Entries taken from a collection:
[START]
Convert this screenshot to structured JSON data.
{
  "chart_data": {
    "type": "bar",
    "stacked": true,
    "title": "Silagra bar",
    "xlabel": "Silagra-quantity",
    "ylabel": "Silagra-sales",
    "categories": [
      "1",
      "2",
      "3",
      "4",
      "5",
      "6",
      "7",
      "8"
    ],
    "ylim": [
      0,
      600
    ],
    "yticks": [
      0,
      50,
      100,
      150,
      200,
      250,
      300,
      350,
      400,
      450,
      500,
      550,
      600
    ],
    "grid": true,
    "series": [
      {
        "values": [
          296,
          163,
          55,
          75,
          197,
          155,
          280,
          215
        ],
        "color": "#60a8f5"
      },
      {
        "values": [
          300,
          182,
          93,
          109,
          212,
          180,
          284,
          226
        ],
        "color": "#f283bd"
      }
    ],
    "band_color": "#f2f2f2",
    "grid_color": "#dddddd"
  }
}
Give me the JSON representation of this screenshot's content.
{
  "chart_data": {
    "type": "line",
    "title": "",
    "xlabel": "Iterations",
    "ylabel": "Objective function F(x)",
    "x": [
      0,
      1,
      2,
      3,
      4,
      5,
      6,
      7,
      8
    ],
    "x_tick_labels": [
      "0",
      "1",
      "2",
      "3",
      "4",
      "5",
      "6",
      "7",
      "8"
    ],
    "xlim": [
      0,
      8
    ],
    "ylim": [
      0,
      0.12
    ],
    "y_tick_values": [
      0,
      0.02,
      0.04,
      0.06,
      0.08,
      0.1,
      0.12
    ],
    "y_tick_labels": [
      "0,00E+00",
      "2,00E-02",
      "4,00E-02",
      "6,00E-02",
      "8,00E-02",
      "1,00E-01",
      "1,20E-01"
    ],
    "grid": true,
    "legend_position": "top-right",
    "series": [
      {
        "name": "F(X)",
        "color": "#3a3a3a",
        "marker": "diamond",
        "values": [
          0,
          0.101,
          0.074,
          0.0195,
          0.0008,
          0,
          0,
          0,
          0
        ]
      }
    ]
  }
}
[END]
## Objective
Please reproduce all of the entries exactly as they stand.

## Expected answer
Convert this screenshot to structured JSON data.
{
  "chart_data": {
    "type": "bar",
    "stacked": true,
    "title": "Silagra bar",
    "xlabel": "Silagra-quantity",
    "ylabel": "Silagra-sales",
    "categories": [
      "1",
      "2",
      "3",
      "4",
      "5",
      "6",
      "7",
      "8"
    ],
    "ylim": [
      0,
      600
    ],
    "yticks": [
      0,
      50,
      100,
      150,
      200,
      250,
      300,
      350,
      400,
      450,
      500,
      550,
      600
    ],
    "grid": true,
    "series": [
      {
        "values": [
          296,
          163,
          55,
          75,
          197,
          155,
          280,
          215
        ],
        "color": "#60a8f5"
      },
      {
        "values": [
          300,
          182,
          93,
          109,
          212,
          180,
          284,
          226
        ],
        "color": "#f283bd"
      }
    ],
    "band_color": "#f2f2f2",
    "grid_color": "#dddddd"
  }
}
Give me the JSON representation of this screenshot's content.
{
  "chart_data": {
    "type": "line",
    "title": "",
    "xlabel": "Iterations",
    "ylabel": "Objective function F(x)",
    "x": [
      0,
      1,
      2,
      3,
      4,
      5,
      6,
      7,
      8
    ],
    "x_tick_labels": [
      "0",
      "1",
      "2",
      "3",
      "4",
      "5",
      "6",
      "7",
      "8"
    ],
    "xlim": [
      0,
      8
    ],
    "ylim": [
      0,
      0.12
    ],
    "y_tick_values": [
      0,
      0.02,
      0.04,
      0.06,
      0.08,
      0.1,
      0.12
    ],
    "y_tick_labels": [
      "0,00E+00",
      "2,00E-02",
      "4,00E-02",
      "6,00E-02",
      "8,00E-02",
      "1,00E-01",
      "1,20E-01"
    ],
    "grid": true,
    "legend_position": "top-right",
    "series": [
      {
        "name": "F(X)",
        "color": "#3a3a3a",
        "marker": "diamond",
        "values": [
          0,
          0.101,
          0.074,
          0.0195,
          0.0008,
          0,
          0,
          0,
          0
        ]
      }
    ]
  }
}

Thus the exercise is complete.